- _Short problem_
Return each line holding the string "ПОДСВЕТКОЙ".
[Begin Exercise inputs]
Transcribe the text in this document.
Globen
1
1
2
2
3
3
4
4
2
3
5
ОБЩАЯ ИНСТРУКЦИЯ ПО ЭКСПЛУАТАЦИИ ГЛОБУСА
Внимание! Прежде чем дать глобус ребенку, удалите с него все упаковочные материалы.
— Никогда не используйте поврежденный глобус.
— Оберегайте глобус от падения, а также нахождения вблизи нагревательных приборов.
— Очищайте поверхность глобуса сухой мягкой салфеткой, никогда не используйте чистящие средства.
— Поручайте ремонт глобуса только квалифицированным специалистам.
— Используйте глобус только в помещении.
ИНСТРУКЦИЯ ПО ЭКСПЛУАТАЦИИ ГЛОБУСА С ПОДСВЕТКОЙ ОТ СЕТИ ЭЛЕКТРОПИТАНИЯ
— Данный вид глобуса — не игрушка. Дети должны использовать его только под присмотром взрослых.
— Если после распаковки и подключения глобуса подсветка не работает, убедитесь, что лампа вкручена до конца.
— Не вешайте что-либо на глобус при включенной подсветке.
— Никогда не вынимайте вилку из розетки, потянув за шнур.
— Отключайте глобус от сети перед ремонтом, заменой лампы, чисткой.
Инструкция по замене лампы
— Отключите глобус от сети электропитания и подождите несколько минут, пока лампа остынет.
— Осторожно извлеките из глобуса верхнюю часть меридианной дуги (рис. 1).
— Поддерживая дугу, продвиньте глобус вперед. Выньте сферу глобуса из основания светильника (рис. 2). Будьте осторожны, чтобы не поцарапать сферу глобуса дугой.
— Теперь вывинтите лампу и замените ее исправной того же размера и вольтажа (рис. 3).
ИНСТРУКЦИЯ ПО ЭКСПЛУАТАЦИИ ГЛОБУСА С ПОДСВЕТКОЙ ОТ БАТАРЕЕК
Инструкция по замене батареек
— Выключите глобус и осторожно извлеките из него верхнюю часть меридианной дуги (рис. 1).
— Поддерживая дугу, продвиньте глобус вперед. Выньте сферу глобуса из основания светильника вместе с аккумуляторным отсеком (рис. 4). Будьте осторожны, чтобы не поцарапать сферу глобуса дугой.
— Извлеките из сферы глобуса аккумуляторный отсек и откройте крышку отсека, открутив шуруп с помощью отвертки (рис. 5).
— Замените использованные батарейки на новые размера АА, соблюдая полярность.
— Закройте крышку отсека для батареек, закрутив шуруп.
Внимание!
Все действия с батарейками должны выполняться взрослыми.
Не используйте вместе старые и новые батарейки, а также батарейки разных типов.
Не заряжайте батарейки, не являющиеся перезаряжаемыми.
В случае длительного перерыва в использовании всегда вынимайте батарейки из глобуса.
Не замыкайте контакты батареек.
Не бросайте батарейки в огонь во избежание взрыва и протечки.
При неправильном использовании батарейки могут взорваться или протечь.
[End Exercise inputs]
- _Task solution_
ИНСТРУКЦИЯ ПО ЭКСПЛУАТАЦИИ ГЛОБУСА С ПОДСВЕТКОЙ ОТ СЕТИ ЭЛЕКТРОПИТАНИЯ
ИНСТРУКЦИЯ ПО ЭКСПЛУАТАЦИИ ГЛОБУСА С ПОДСВЕТКОЙ ОТ БАТАРЕЕК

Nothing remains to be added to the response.